DESCRIPTION OF THE TASK
Exclude the pictures, then copy all remaining records exactly.

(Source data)
----

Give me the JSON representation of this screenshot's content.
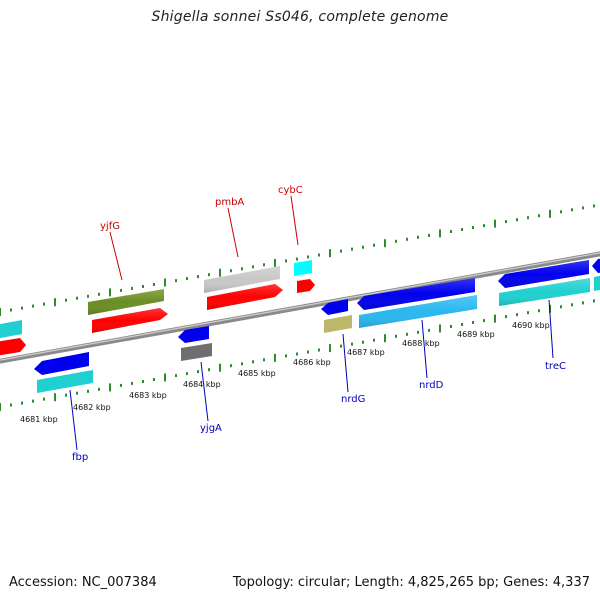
{
  "title": "Shigella sonnei Ss046, complete genome",
  "footer": {
    "accession": "Accession: NC_007384",
    "summary": "Topology: circular; Length: 4,825,265 bp; Genes: 4,337"
  },
  "colors": {
    "backbone": "#8a8a8a",
    "tick": "#2e8b2e",
    "label_forward": "#cc0000",
    "label_reverse": "#0000bb"
  },
  "scale_labels": [
    "4681 kbp",
    "4682 kbp",
    "4683 kbp",
    "4684 kbp",
    "4685 kbp",
    "4686 kbp",
    "4687 kbp",
    "4688 kbp",
    "4689 kbp",
    "4690 kbp"
  ],
  "genes_forward_labeled": [
    {
      "name": "yjfG",
      "color": "#6b8e23"
    },
    {
      "name": "pmbA",
      "color": "#c8c8c8"
    },
    {
      "name": "cybC",
      "color": "#00ffff"
    }
  ],
  "genes_reverse_labeled": [
    {
      "name": "fbp",
      "color": "#0000ee"
    },
    {
      "name": "yjgA",
      "color": "#0000ee"
    },
    {
      "name": "nrdG",
      "color": "#0000ee"
    },
    {
      "name": "nrdD",
      "color": "#0000ee"
    },
    {
      "name": "treC",
      "color": "#0000ee"
    }
  ]
}
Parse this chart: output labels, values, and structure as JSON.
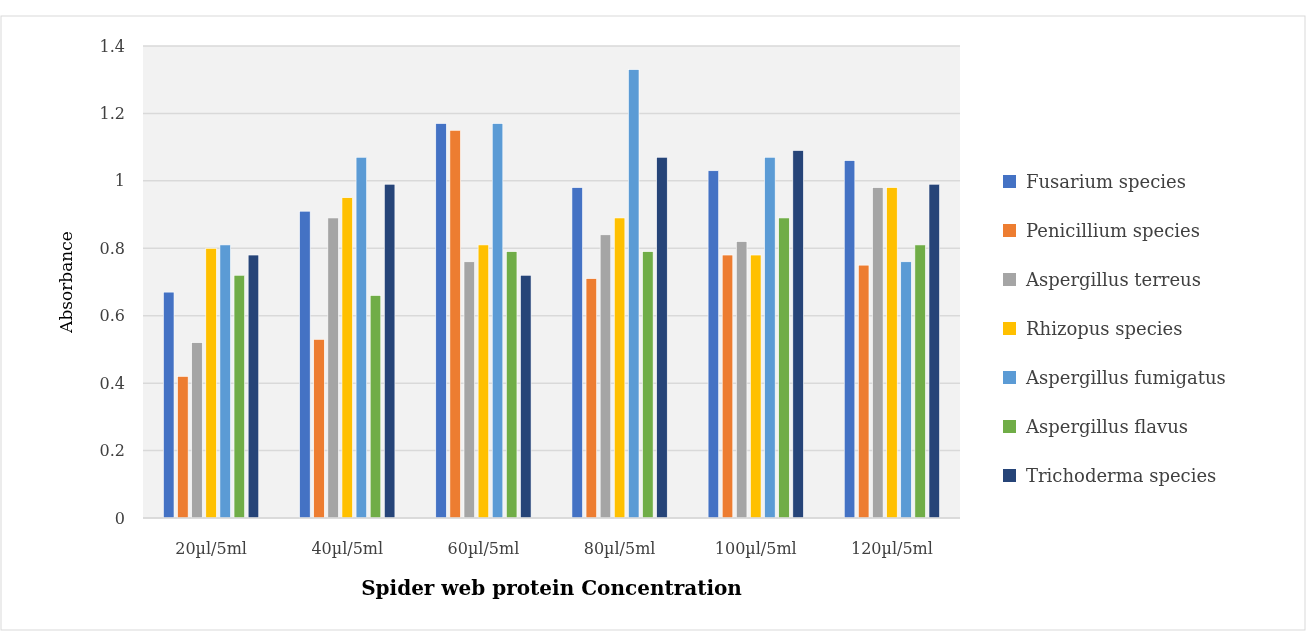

----

PROBLEM SOLUTION
Give me the JSON representation of this screenshot's content.
{
  "title": "Shigella sonnei Ss046, complete genome",
  "footer": {
    "accession": "Accession: NC_007384",
    "summary": "Topology: circular; Length: 4,825,265 bp; Genes: 4,337"
  },
  "colors": {
    "backbone": "#8a8a8a",
    "tick": "#2e8b2e",
    "label_forward": "#cc0000",
    "label_reverse": "#0000bb"
  },
  "scale_labels": [
    "4681 kbp",
    "4682 kbp",
    "4683 kbp",
    "4684 kbp",
    "4685 kbp",
    "4686 kbp",
    "4687 kbp",
    "4688 kbp",
    "4689 kbp",
    "4690 kbp"
  ],
  "genes_forward_labeled": [
    {
      "name": "yjfG",
      "color": "#6b8e23"
    },
    {
      "name": "pmbA",
      "color": "#c8c8c8"
    },
    {
      "name": "cybC",
      "color": "#00ffff"
    }
  ],
  "genes_reverse_labeled": [
    {
      "name": "fbp",
      "color": "#0000ee"
    },
    {
      "name": "yjgA",
      "color": "#0000ee"
    },
    {
      "name": "nrdG",
      "color": "#0000ee"
    },
    {
      "name": "nrdD",
      "color": "#0000ee"
    },
    {
      "name": "treC",
      "color": "#0000ee"
    }
  ]
}
Parse this chart: output labels, values, and structure as JSON.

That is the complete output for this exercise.